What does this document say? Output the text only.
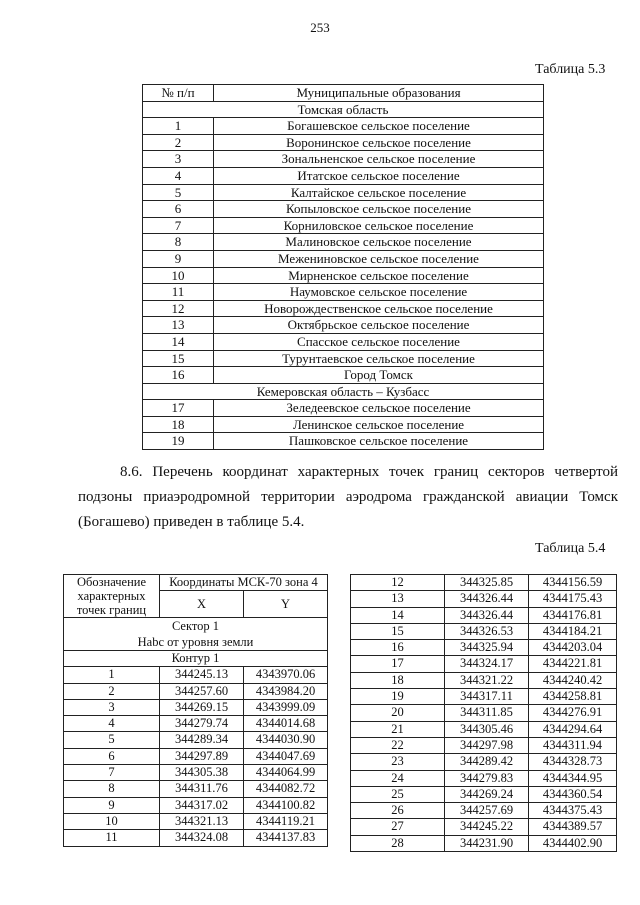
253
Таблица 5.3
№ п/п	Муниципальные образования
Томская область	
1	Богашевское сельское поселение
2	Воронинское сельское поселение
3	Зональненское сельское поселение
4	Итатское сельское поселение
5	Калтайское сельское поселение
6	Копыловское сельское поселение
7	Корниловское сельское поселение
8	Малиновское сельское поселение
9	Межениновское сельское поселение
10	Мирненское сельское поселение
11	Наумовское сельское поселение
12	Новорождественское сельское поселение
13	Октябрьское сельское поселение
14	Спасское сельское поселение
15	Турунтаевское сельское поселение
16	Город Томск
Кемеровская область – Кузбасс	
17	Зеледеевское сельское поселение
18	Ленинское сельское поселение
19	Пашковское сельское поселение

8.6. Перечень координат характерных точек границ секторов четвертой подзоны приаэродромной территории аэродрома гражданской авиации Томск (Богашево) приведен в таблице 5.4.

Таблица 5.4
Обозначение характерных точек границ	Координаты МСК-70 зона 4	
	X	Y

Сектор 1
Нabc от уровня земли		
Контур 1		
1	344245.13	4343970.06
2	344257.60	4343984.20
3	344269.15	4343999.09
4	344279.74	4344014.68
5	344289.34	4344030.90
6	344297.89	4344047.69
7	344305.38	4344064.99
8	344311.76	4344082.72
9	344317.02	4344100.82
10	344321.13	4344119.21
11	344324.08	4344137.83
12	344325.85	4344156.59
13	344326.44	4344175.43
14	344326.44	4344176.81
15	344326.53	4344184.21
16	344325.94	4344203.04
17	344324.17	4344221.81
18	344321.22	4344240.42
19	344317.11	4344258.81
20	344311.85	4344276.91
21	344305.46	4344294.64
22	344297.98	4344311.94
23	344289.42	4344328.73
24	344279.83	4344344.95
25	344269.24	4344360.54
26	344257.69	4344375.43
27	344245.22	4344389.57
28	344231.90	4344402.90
----------------------------------------
# WHAT YOU NEED TO DO:
Filter the records down to the lines that contain the string "границ", and copy those lines.

# TASK ANSWER:
8.6. Перечень координат характерных точек границ секторов четвертой подзоны приаэродромной территории аэродрома гражданской авиации Томск (Богашево) приведен в таблице 5.4.
Обозначение характерных точек границ	Координаты МСК-70 зона 4	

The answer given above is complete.